* _BREVE ESERCIZIO A_
Riscrivi in forma di elenco puntato il paragrafo del testo fornito che comincia con «Risoluzioni 7-00625 Mongiello», mantenendone i dati principali.

* _TESTO FORNITO_
══════════════════════════════
VILLECCO CALIPARI ROSA MARIA PARTITO DEMOCRATICO 06/05/2015
ZARDINI DIEGO PARTITO DEMOCRATICO 06/05/2015


Commissione assegnataria
Commissione: XIII COMMISSIONE (AGRICOLTURA)
Stato iter:
06/05/2015
Fasi iter:

COLLEGA (RISCON) IL 06/05/2015

APPROVATO IL 06/05/2015

CONCLUSO IL 06/05/2015

Atto Camera

Risoluzione conclusiva 8-00109
presentato da
MONGIELLO Colomba
testo di
Mercoledì 6 maggio 2015 in Commissione XIII (Agricoltura)

Risoluzioni 7-00625 Mongiello, 7-00645 L'Abbate e 7-00661 Zaccagnini: Iniziative per il rilancio del piano olivicolo nazionale.
══════════════════════════════
* _DATI FORNITI_
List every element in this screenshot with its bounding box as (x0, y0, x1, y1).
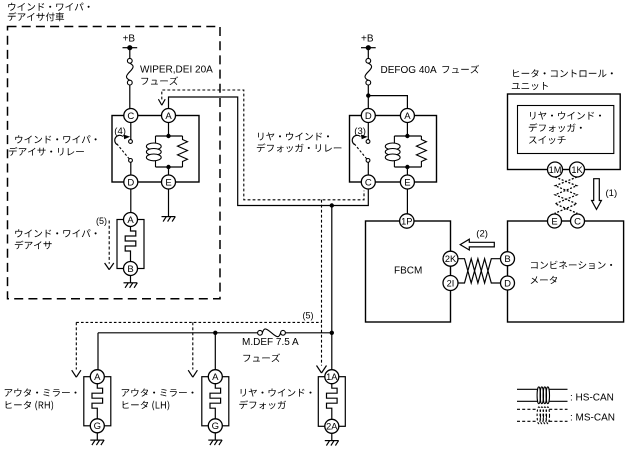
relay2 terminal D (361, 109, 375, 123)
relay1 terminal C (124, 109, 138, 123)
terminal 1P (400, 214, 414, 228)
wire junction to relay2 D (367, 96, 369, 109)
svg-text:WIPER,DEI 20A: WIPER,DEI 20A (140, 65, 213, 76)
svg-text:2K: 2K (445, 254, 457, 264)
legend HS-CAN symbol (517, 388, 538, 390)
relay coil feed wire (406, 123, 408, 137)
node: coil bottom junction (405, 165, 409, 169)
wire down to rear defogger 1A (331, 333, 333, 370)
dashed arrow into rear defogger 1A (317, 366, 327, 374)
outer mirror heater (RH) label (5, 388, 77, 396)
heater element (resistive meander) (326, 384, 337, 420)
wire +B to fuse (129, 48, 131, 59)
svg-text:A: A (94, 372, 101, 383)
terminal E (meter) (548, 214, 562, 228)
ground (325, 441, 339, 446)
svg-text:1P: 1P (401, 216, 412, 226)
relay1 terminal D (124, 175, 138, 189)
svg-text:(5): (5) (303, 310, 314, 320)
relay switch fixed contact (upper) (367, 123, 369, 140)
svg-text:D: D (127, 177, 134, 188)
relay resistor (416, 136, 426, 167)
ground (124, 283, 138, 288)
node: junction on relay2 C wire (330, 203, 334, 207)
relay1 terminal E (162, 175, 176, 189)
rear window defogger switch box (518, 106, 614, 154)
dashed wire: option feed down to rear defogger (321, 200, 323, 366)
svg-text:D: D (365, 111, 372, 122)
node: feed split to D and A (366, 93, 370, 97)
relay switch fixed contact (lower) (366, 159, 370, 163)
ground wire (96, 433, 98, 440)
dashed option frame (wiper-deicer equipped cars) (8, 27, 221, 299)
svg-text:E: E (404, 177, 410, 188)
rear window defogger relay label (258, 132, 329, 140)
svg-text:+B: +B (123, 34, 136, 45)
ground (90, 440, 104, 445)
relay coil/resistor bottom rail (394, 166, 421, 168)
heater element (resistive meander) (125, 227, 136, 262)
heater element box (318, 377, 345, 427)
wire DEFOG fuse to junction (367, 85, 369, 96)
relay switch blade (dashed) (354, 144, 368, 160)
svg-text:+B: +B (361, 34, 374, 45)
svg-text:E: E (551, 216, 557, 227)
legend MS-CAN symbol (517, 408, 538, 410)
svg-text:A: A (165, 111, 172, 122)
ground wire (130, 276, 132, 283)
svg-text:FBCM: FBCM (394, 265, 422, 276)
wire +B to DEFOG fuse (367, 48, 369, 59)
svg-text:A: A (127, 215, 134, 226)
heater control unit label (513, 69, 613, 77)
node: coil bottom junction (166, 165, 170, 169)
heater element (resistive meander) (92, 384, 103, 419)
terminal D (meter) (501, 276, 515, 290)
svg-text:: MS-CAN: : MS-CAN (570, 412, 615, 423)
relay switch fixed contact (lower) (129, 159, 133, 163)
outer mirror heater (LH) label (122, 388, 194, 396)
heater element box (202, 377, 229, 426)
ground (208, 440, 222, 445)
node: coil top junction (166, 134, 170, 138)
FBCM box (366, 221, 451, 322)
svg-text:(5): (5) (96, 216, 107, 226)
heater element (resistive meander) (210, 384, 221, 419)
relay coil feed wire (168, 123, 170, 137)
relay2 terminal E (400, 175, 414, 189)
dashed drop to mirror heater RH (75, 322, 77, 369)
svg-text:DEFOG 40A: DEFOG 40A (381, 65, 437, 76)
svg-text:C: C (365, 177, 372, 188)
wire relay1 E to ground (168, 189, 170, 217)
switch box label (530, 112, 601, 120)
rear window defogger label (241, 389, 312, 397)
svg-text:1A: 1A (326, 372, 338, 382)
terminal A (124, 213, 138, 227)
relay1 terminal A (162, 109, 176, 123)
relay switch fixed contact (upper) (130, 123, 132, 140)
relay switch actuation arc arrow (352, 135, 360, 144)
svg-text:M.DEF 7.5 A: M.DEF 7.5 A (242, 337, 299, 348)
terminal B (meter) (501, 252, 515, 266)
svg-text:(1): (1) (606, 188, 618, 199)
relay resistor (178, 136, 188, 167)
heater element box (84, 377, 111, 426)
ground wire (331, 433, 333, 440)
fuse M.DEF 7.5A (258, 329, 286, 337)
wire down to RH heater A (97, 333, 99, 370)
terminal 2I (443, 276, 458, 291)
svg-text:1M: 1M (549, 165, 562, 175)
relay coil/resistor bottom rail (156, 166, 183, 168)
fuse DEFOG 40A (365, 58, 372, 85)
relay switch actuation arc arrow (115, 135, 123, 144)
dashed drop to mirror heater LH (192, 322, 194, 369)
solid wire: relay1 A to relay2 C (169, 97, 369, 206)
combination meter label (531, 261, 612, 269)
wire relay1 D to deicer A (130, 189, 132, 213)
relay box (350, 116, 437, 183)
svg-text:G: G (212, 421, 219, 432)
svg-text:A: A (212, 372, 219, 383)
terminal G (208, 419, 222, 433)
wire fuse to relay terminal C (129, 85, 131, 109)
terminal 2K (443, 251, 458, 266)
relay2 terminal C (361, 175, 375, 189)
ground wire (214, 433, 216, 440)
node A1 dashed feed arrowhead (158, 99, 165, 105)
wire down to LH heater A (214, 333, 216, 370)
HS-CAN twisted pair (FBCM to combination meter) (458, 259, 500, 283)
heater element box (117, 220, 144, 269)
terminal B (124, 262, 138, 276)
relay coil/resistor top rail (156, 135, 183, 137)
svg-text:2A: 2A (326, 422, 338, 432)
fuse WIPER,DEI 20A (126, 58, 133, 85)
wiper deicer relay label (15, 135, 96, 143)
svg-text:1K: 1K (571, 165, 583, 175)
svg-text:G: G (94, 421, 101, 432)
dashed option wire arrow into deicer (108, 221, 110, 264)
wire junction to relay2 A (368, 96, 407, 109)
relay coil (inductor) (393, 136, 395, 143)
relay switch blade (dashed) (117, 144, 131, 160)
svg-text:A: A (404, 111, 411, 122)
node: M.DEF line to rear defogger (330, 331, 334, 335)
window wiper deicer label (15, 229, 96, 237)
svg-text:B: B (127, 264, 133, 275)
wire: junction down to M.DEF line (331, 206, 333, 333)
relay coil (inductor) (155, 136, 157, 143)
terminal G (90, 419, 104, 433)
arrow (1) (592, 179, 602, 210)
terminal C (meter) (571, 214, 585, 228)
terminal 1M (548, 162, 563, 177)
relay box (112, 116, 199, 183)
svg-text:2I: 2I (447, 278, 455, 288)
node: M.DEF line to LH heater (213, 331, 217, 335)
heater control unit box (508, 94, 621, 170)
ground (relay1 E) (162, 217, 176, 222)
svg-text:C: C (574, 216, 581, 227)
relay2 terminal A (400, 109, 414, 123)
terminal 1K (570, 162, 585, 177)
══════════════════════════════
* _BREVE ESERCIZIO B_
Trascrivi senza alcuna modifica le righe delle voci, partendo da quella che contiene «relay2 terminal D (361, 109, 375, 123)» e terminando con quella che contiene «svg-text:2K: 2K (445, 254, 457, 264)», entrambe comprese.

* _RISULTATO CORRETTO A_
- Risoluzione 7-00625 (Mongiello)
- Risoluzione 7-00645 (L'Abbate)
- Risoluzione 7-00661 (Zaccagnini)
- Oggetto: iniziative per il rilancio del piano olivicolo nazionale

* _RISULTATO CORRETTO B_
relay2 terminal D (361, 109, 375, 123)
relay1 terminal C (124, 109, 138, 123)
terminal 1P (400, 214, 414, 228)
wire junction to relay2 D (367, 96, 369, 109)
svg-text:WIPER,DEI 20A: WIPER,DEI 20A (140, 65, 213, 76)
svg-text:2K: 2K (445, 254, 457, 264)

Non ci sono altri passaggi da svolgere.